What this task involves -
Which lines contain the string "wallpaper"? Please list every one of them.

-- -- --

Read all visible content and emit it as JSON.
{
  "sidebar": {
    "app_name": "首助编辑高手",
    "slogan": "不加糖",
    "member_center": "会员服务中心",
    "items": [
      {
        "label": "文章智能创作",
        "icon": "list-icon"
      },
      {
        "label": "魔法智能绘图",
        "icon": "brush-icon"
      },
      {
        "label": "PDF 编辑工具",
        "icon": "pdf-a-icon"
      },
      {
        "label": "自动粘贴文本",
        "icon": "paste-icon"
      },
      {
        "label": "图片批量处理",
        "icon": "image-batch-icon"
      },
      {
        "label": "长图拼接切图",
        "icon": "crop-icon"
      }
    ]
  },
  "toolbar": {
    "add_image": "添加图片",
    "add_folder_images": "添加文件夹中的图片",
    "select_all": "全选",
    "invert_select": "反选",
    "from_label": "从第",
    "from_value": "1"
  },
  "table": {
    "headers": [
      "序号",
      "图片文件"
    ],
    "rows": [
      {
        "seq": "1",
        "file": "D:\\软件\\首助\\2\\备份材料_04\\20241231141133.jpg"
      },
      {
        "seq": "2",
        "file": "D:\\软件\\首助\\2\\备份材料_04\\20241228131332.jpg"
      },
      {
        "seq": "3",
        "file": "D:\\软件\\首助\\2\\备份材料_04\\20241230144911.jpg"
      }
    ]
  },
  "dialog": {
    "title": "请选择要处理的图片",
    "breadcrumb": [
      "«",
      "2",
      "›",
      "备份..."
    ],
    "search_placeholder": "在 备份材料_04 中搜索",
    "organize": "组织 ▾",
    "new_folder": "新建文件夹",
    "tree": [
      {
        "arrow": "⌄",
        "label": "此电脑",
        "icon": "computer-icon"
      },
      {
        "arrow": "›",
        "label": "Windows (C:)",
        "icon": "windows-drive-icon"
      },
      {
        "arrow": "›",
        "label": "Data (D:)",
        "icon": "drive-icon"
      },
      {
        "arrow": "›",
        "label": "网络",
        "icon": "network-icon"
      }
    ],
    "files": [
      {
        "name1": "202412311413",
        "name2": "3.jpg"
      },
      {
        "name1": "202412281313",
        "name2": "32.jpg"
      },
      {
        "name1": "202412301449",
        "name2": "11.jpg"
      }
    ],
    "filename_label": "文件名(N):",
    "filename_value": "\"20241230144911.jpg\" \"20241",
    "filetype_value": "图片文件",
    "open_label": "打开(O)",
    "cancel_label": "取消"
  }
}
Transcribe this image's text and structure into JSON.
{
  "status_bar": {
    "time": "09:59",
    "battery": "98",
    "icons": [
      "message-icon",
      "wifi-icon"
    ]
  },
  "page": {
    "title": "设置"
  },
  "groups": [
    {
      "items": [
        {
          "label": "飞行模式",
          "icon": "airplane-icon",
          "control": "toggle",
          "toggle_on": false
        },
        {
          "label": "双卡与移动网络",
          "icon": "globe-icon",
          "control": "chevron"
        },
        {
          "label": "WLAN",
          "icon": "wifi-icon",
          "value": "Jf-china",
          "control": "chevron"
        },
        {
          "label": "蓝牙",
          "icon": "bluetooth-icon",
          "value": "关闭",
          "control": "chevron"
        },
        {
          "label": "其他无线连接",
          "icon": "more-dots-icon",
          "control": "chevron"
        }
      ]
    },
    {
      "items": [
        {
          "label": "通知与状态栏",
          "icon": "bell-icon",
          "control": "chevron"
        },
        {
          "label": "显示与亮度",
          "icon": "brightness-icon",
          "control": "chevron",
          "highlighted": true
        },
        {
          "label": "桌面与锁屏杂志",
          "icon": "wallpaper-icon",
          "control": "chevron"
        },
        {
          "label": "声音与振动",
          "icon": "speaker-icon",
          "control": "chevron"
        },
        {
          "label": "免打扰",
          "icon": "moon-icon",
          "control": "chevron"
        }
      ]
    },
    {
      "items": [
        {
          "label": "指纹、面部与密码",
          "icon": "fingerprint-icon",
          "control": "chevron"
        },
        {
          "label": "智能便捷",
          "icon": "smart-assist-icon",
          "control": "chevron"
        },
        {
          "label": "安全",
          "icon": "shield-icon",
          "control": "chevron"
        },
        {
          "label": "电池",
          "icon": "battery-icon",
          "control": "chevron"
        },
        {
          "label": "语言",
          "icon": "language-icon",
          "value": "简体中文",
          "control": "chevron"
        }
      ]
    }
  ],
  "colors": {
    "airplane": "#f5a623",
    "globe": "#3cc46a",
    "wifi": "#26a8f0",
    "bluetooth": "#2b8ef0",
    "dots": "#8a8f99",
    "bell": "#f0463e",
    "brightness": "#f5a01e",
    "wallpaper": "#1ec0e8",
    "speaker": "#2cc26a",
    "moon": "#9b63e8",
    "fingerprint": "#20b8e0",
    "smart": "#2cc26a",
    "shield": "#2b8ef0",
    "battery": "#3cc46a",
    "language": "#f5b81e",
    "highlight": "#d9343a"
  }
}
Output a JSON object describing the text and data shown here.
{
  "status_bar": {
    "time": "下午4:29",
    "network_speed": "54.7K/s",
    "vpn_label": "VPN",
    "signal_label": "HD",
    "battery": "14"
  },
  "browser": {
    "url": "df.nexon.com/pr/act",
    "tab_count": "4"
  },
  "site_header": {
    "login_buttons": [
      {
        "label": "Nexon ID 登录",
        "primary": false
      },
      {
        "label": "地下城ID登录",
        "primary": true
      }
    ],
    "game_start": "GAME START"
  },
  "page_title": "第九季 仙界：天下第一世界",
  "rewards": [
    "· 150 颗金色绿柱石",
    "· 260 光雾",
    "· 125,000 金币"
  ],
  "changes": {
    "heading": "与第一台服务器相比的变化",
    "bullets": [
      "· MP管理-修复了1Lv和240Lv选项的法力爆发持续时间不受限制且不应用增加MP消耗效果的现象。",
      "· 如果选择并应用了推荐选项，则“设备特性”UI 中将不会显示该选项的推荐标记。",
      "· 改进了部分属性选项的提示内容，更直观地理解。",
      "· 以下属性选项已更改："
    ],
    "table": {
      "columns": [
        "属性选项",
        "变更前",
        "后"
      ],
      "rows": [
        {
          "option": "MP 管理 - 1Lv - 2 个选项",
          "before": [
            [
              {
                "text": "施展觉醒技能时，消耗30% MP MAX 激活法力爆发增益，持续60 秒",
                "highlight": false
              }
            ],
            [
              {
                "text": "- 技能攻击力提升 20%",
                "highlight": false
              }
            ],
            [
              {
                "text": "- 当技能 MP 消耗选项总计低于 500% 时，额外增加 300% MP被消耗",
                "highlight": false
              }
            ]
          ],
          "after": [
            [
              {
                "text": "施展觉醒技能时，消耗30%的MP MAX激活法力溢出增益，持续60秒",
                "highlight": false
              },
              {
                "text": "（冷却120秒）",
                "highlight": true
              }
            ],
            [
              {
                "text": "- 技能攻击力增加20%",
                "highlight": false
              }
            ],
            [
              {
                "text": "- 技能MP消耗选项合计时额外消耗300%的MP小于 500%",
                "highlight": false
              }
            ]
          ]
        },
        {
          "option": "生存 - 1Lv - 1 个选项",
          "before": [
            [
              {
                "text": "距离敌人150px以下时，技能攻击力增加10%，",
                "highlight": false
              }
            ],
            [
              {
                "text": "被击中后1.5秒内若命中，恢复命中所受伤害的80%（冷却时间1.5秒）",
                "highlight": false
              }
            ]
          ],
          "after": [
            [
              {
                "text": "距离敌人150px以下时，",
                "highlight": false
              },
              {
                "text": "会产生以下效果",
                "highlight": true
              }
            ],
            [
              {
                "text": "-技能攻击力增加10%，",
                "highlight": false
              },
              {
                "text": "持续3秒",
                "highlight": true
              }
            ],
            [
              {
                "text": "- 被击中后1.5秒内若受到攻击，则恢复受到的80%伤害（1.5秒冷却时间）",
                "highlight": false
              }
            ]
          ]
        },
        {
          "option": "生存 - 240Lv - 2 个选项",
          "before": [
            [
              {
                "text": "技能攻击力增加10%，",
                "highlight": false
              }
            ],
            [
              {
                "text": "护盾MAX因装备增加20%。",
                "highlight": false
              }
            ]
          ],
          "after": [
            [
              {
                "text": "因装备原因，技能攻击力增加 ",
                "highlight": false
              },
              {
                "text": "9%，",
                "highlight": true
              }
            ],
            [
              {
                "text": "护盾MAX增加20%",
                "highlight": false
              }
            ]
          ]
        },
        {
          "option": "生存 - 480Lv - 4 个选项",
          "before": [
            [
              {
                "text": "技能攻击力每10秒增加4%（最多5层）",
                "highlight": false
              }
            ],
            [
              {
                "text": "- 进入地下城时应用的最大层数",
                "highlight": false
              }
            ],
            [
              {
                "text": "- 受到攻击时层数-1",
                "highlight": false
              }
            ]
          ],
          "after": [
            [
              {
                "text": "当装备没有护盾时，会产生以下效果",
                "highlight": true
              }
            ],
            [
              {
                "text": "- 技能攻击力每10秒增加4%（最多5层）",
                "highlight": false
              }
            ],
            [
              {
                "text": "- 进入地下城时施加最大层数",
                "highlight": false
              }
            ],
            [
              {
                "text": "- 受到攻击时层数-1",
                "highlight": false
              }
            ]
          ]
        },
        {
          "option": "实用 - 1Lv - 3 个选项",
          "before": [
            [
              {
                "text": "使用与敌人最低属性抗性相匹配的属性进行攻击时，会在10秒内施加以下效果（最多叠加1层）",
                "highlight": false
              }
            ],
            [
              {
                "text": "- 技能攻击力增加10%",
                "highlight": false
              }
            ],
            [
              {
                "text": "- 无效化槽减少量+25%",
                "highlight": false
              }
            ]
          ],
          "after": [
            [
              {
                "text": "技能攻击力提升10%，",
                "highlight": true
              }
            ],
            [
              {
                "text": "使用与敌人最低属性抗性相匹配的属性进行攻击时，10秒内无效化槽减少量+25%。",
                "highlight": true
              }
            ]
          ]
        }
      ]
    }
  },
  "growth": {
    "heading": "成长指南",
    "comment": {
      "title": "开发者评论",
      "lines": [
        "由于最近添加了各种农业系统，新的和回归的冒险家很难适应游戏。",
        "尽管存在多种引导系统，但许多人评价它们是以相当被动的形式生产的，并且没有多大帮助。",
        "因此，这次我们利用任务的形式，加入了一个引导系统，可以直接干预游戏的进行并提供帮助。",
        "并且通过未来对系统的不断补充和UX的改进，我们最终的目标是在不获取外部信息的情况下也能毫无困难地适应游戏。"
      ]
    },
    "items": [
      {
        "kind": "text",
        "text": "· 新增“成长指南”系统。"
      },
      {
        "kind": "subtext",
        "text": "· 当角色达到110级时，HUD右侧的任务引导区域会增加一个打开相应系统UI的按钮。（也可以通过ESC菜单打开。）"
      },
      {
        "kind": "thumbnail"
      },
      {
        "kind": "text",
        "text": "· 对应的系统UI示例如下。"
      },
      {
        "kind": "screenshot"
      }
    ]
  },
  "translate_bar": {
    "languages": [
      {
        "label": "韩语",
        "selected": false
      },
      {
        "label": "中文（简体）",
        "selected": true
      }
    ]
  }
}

-- -- --

The response -
          "icon": "wallpaper-icon",
    "wallpaper": "#1ec0e8",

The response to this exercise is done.